**WORK TO DO**
In the rows below, copy out every line from the one containing "x-axis-label: Time Step" through the one containing "505, 379, 524]", both included, with no changes.

======== THE DATA ========

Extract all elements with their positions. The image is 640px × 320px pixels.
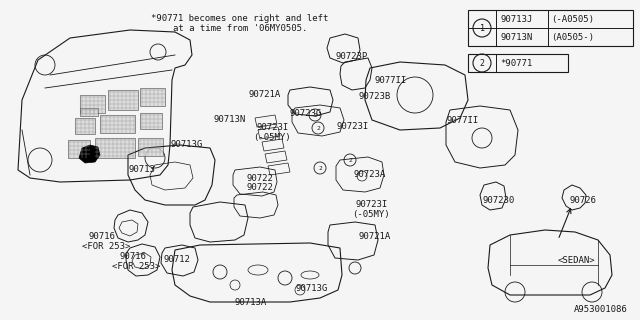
Bar: [140, 88, 165, 106]
Text: 90713A: 90713A: [234, 298, 266, 307]
Bar: [80, 108, 98, 116]
Bar: [468, 10, 633, 46]
Text: 90726: 90726: [570, 196, 597, 205]
Text: *90771: *90771: [500, 59, 532, 68]
Bar: [100, 115, 135, 133]
Text: 90713N: 90713N: [500, 33, 532, 42]
Text: 2: 2: [313, 113, 317, 117]
Bar: [95, 138, 135, 158]
Text: at a time from '06MY0505.: at a time from '06MY0505.: [173, 24, 307, 33]
Text: 90712: 90712: [163, 255, 190, 264]
Text: 1: 1: [479, 23, 484, 33]
Text: 90723A: 90723A: [353, 170, 385, 179]
Text: (-05MY): (-05MY): [253, 133, 291, 142]
Bar: [138, 138, 163, 156]
Text: 90723B: 90723B: [358, 92, 390, 101]
Text: 90716: 90716: [88, 232, 115, 241]
Text: 907230: 907230: [482, 196, 515, 205]
Text: (-A0505): (-A0505): [551, 14, 594, 23]
Bar: [75, 118, 95, 134]
Bar: [140, 113, 162, 129]
Text: <SEDAN>: <SEDAN>: [558, 256, 596, 265]
Text: 90722: 90722: [246, 183, 273, 192]
Text: 2: 2: [316, 125, 320, 131]
Text: 90713: 90713: [128, 165, 155, 174]
Text: 90716: 90716: [119, 252, 146, 261]
Text: 90713G: 90713G: [170, 140, 202, 149]
Text: 90723P: 90723P: [335, 52, 367, 61]
Polygon shape: [79, 145, 100, 163]
Text: <FOR 253>: <FOR 253>: [82, 242, 131, 251]
Bar: [468, 54, 568, 72]
Bar: [80, 95, 105, 113]
Text: *90771 becomes one right and left: *90771 becomes one right and left: [151, 14, 329, 23]
Text: 90723G: 90723G: [289, 109, 321, 118]
Text: 90723I: 90723I: [256, 123, 288, 132]
Text: (-05MY): (-05MY): [352, 210, 390, 219]
Text: 9077II: 9077II: [446, 116, 478, 125]
Text: <FOR 253>: <FOR 253>: [112, 262, 161, 271]
Text: 90723I: 90723I: [355, 200, 387, 209]
Text: (A0505-): (A0505-): [551, 33, 594, 42]
Text: 2: 2: [348, 157, 352, 163]
Bar: [68, 140, 90, 158]
Text: 9077II: 9077II: [374, 76, 406, 85]
Text: 90713N: 90713N: [213, 115, 245, 124]
Bar: [108, 90, 138, 110]
Text: 2: 2: [318, 165, 322, 171]
Text: 90721A: 90721A: [358, 232, 390, 241]
Text: 90713J: 90713J: [500, 14, 532, 23]
Text: A953001086: A953001086: [574, 305, 628, 314]
Text: 90722: 90722: [246, 174, 273, 183]
Text: 90713G: 90713G: [295, 284, 327, 293]
Text: 90723I: 90723I: [336, 122, 368, 131]
Text: 2: 2: [479, 59, 484, 68]
Text: 90721A: 90721A: [248, 90, 280, 99]
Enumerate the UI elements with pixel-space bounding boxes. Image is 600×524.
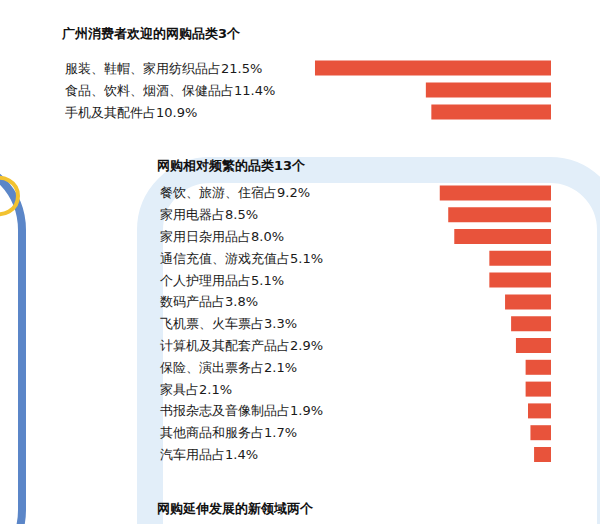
svg-text:个人护理用品占5.1%: 个人护理用品占5.1%: [160, 273, 284, 288]
svg-text:汽车用品占1.4%: 汽车用品占1.4%: [160, 447, 258, 462]
svg-text:网购延伸发展的新领域两个: 网购延伸发展的新领域两个: [157, 501, 314, 516]
svg-text:其他商品和服务占1.7%: 其他商品和服务占1.7%: [160, 425, 297, 440]
svg-text:书报杂志及音像制品占1.9%: 书报杂志及音像制品占1.9%: [160, 403, 323, 418]
svg-text:数码产品占3.8%: 数码产品占3.8%: [160, 294, 258, 309]
svg-text:食品、饮料、烟酒、保健品占11.4%: 食品、饮料、烟酒、保健品占11.4%: [65, 83, 275, 98]
svg-text:服装、鞋帽、家用纺织品占21.5%: 服装、鞋帽、家用纺织品占21.5%: [65, 61, 262, 76]
svg-text:广州消费者欢迎的网购品类3个: 广州消费者欢迎的网购品类3个: [61, 26, 241, 41]
svg-text:家用日杂用品占8.0%: 家用日杂用品占8.0%: [160, 229, 284, 244]
svg-text:保险、演出票务占2.1%: 保险、演出票务占2.1%: [160, 360, 297, 375]
svg-text:手机及其配件占10.9%: 手机及其配件占10.9%: [65, 105, 197, 120]
svg-text:餐饮、旅游、住宿占9.2%: 餐饮、旅游、住宿占9.2%: [160, 185, 310, 200]
svg-text:家具占2.1%: 家具占2.1%: [160, 382, 232, 397]
svg-text:家用电器占8.5%: 家用电器占8.5%: [160, 207, 258, 222]
svg-text:网购相对频繁的品类13个: 网购相对频繁的品类13个: [157, 158, 306, 173]
svg-text:飞机票、火车票占3.3%: 飞机票、火车票占3.3%: [160, 316, 297, 331]
svg-text:通信充值、游戏充值占5.1%: 通信充值、游戏充值占5.1%: [160, 251, 323, 266]
svg-text:计算机及其配套产品占2.9%: 计算机及其配套产品占2.9%: [160, 338, 323, 353]
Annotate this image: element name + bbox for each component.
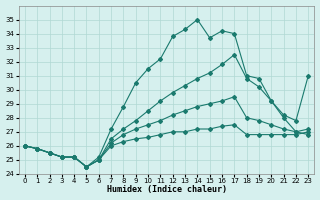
X-axis label: Humidex (Indice chaleur): Humidex (Indice chaleur) <box>107 185 227 194</box>
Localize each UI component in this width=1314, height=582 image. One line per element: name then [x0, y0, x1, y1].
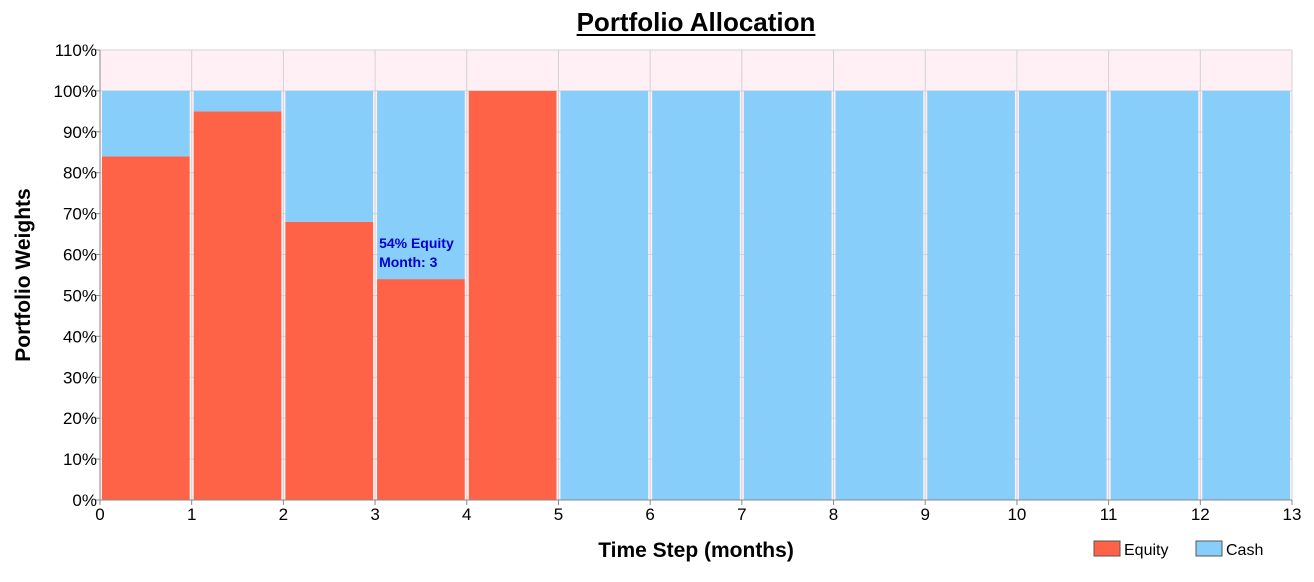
x-axis-label: Time Step (months)	[598, 539, 794, 562]
legend-swatch-cash[interactable]	[1195, 540, 1223, 557]
bar-equity-3[interactable]	[377, 279, 465, 500]
x-tick-label: 9	[920, 505, 929, 524]
x-tick-label: 3	[370, 505, 379, 524]
bar-cash-10[interactable]	[1018, 90, 1107, 500]
bar-equity-1[interactable]	[193, 111, 282, 500]
bar-equity-2[interactable]	[285, 221, 374, 500]
x-tick-label: 13	[1283, 505, 1302, 524]
y-tick-label: 80%	[63, 164, 97, 183]
legend-label-cash[interactable]: Cash	[1226, 542, 1263, 559]
y-tick-label: 100%	[54, 82, 97, 101]
y-tick-label: 30%	[63, 368, 97, 387]
annotation-label-equity: 54% Equity	[379, 235, 454, 251]
bar-cash-2[interactable]	[285, 90, 374, 222]
y-tick-label: 20%	[63, 409, 97, 428]
bar-cash-6[interactable]	[652, 90, 740, 500]
bars	[102, 90, 1290, 500]
y-tick-label: 70%	[63, 205, 97, 224]
bar-equity-0[interactable]	[102, 156, 190, 500]
legend-swatch-equity[interactable]	[1093, 540, 1121, 557]
y-tick-label: 40%	[63, 327, 97, 346]
x-tick-label: 7	[737, 505, 746, 524]
x-tick-label: 8	[829, 505, 838, 524]
bar-cash-8[interactable]	[835, 90, 924, 500]
x-tick-label: 12	[1191, 505, 1210, 524]
x-tick-label: 0	[95, 505, 104, 524]
x-tick-label: 4	[462, 505, 471, 524]
bar-cash-3[interactable]	[377, 90, 465, 280]
legend-label-equity[interactable]: Equity	[1124, 542, 1168, 559]
bar-cash-9[interactable]	[927, 90, 1015, 500]
y-tick-label: 110%	[55, 41, 97, 60]
bar-cash-1[interactable]	[193, 90, 282, 112]
legend: Equity Cash	[1093, 540, 1263, 559]
y-axis-label: Portfolio Weights	[12, 188, 35, 361]
x-tick-label: 5	[554, 505, 563, 524]
x-tick-label: 1	[187, 505, 196, 524]
annotation: 54% Equity Month: 3	[379, 235, 454, 270]
chart-title: Portfolio Allocation	[577, 7, 816, 37]
x-tick-label: 11	[1100, 505, 1118, 524]
axes: 0%10%20%30%40%50%60%70%80%90%100%110%0 1 2…	[54, 41, 1302, 524]
annotation-label-month: Month: 3	[379, 254, 438, 270]
y-tick-label: 50%	[63, 286, 97, 305]
y-tick-label: 90%	[63, 123, 97, 142]
y-tick-label: 10%	[63, 450, 97, 469]
x-tick-label: 2	[279, 505, 288, 524]
y-tick-label: 60%	[63, 246, 97, 265]
bar-equity-4[interactable]	[468, 90, 557, 500]
bar-cash-0[interactable]	[102, 90, 190, 157]
x-tick-label: 6	[645, 505, 654, 524]
x-tick-label: 10	[1007, 505, 1026, 524]
bar-cash-12[interactable]	[1202, 90, 1290, 500]
y-tick-label: 0%	[72, 491, 97, 510]
bar-cash-7[interactable]	[743, 90, 832, 500]
bar-cash-5[interactable]	[560, 90, 649, 500]
bar-cash-11[interactable]	[1110, 90, 1199, 500]
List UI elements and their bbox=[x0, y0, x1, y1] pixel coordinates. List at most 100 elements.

========

**SOLUTION TO THIS EXERCISE**
x-axis-label: Time Step (months)	[598, 539, 794, 562]
legend-swatch-cash[interactable]	[1195, 540, 1223, 557]
bar-equity-3[interactable]	[377, 279, 465, 500]
x-tick-label: 9	[920, 505, 929, 524]
x-tick-label: 3	[370, 505, 379, 524]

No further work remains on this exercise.